任务要求
将下面这篇关于 HDU2767 Proving Equivalences 的题目页面逐字完整地重抄一遍。

阅读材料
# HDU2767 Proving Equivalences（Tarjan 缩点）

## Proving Equivalences

• Time Limit: 4000/2000 MS (Java/Others)
• Memory Limit: 32768/32768 K (Java/Others)
• Total Submission(s): 8758
• Accepted Submission(s): 3110

### Problem Description

Consider the following exercise, found in a generic linear algebra textbook.
Let A be an n × n matrix. Prove that the following statements are equivalent:

1. A is invertible.
2. Ax = b has exactly one solution for every n × 1 matrix b.
3. Ax = b is consistent for every n × 1 matrix b.
4. Ax = 0 has only the trivial solution x = 0.

The typical way to solve such an exercise is to show a series of implications. For instance, one can proceed by showing that (a) implies (b), that (b) implies (c), that (c) implies (d), and finally that (d) implies (a). These four implications show that the four statements are equivalent.
Another way would be to show that (a) is equivalent to (b) (by proving that (a) implies (b) and that (b) implies (a)), that (b) is equivalent to (c), and that (c) is equivalent to (d). However, this way requires proving six implications, which is clearly a lot more work than just proving four implications!

所给数据
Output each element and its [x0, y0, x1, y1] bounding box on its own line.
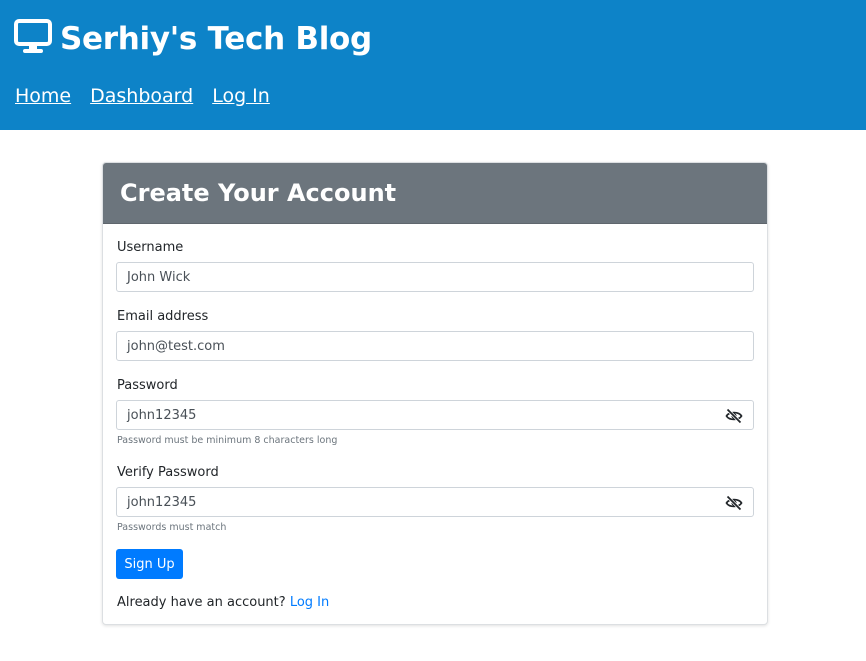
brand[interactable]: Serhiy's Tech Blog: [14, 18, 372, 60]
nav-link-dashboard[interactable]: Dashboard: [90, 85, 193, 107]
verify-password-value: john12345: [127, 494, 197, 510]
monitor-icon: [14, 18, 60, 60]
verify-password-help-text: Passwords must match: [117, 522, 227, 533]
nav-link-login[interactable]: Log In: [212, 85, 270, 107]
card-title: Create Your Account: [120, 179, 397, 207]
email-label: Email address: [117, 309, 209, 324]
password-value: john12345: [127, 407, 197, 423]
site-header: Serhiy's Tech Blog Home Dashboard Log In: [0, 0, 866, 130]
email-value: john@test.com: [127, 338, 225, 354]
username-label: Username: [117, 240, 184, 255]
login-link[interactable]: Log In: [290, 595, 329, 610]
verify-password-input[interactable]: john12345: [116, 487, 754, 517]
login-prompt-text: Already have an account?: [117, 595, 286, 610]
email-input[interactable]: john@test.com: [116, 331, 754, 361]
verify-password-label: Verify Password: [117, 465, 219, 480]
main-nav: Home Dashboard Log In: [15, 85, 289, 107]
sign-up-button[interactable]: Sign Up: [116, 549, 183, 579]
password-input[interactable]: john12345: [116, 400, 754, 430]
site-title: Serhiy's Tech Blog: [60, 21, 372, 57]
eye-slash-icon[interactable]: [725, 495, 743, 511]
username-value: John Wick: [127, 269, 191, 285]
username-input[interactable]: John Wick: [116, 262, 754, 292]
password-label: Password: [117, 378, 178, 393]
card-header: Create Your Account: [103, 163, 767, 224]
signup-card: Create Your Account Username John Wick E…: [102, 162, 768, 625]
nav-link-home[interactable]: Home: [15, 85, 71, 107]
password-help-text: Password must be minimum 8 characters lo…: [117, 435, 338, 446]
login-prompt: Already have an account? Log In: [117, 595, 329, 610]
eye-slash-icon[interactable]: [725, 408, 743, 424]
==
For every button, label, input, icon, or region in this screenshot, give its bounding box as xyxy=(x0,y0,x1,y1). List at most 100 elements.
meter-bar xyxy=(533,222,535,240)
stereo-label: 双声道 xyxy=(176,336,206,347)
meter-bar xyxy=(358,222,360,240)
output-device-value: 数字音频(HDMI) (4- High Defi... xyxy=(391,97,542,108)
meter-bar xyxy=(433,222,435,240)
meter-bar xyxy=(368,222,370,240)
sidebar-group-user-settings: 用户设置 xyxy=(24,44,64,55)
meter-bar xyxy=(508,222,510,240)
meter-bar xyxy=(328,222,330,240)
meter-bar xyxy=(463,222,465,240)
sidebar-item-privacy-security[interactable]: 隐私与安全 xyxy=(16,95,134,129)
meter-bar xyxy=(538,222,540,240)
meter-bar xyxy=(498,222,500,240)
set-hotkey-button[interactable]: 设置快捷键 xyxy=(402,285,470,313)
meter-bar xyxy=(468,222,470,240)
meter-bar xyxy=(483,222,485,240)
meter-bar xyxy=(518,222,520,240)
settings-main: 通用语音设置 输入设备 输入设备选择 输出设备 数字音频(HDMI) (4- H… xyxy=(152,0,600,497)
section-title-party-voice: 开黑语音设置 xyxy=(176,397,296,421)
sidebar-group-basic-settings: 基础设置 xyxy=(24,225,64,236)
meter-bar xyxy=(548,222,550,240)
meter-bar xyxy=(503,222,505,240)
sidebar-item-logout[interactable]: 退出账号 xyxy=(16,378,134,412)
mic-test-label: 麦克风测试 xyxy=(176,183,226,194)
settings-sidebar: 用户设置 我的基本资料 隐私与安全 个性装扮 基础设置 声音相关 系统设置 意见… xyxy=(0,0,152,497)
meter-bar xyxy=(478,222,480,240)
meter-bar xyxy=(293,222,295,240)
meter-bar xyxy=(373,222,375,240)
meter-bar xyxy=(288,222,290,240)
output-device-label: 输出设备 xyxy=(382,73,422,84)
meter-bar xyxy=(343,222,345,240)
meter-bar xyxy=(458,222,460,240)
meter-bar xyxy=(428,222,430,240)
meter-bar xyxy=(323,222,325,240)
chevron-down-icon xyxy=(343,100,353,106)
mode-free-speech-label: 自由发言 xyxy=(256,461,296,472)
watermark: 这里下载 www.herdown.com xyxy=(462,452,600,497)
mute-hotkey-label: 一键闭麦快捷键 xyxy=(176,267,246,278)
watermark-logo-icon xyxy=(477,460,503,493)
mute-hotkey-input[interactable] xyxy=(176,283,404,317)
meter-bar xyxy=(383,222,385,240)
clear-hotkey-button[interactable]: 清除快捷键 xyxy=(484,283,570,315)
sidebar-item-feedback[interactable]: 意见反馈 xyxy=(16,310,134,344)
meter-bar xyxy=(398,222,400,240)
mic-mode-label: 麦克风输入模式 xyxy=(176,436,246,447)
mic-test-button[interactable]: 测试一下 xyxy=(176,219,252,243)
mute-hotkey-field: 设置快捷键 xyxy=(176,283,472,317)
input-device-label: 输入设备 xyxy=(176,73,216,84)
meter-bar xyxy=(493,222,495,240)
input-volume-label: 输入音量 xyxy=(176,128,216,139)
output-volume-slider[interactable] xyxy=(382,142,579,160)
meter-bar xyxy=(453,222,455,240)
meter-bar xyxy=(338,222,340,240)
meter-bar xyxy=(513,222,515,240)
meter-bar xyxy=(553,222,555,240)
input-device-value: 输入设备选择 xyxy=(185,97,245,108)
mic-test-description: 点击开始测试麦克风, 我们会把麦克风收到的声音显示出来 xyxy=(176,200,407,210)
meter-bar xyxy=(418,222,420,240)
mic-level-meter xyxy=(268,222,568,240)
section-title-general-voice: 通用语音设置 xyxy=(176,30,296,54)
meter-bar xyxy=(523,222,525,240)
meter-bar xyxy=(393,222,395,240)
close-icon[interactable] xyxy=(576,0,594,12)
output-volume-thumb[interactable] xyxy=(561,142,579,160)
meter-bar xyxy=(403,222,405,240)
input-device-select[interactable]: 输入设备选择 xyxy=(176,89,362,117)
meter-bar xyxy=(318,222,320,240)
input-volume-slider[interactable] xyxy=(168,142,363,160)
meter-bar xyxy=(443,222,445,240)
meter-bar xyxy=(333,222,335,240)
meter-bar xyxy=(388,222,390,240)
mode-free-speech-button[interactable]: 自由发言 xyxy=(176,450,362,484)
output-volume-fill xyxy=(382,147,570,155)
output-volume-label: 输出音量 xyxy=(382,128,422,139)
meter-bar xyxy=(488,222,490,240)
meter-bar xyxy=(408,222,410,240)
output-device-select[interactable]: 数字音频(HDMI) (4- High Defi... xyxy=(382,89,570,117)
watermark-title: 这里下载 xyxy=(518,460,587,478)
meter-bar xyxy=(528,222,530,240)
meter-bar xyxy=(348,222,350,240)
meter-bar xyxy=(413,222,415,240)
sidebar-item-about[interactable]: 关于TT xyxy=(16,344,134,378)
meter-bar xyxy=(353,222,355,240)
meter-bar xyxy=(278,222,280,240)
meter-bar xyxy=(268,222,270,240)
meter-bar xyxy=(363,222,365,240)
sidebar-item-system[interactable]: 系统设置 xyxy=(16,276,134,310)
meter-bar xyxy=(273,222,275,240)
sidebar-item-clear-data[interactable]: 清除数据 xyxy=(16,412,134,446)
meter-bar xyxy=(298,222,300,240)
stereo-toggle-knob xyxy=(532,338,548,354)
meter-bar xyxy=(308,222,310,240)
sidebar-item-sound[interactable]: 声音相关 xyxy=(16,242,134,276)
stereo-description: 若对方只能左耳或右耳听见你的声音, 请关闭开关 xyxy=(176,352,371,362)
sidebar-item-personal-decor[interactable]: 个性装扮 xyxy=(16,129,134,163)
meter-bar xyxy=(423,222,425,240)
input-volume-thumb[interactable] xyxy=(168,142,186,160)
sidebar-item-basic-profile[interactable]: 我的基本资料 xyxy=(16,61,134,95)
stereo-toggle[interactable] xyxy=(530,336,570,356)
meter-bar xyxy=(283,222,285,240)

任务作答
# HDU2767 Proving Equivalences（Tarjan 缩点）

## Proving Equivalences

• Time Limit: 4000/2000 MS (Java/Others)
• Memory Limit: 32768/32768 K (Java/Others)
• Total Submission(s): 8758
• Accepted Submission(s): 3110

### Problem Description

Consider the following exercise, found in a generic linear algebra textbook.
Let A be an n × n matrix. Prove that the following statements are equivalent:

1. A is invertible.
2. Ax = b has exactly one solution for every n × 1 matrix b.
3. Ax = b is consistent for every n × 1 matrix b.
4. Ax = 0 has only the trivial solution x = 0.

The typical way to solve such an exercise is to show a series of implications. For instance, one can proceed by showing that (a) implies (b), that (b) implies (c), that (c) implies (d), and finally that (d) implies (a). These four implications show that the four statements are equivalent.
Another way would be to show that (a) is equivalent to (b) (by proving that (a) implies (b) and that (b) implies (a)), that (b) is equivalent to (c), and that (c) is equivalent to (d). However, this way requires proving six implications, which is clearly a lot more work than just proving four implications!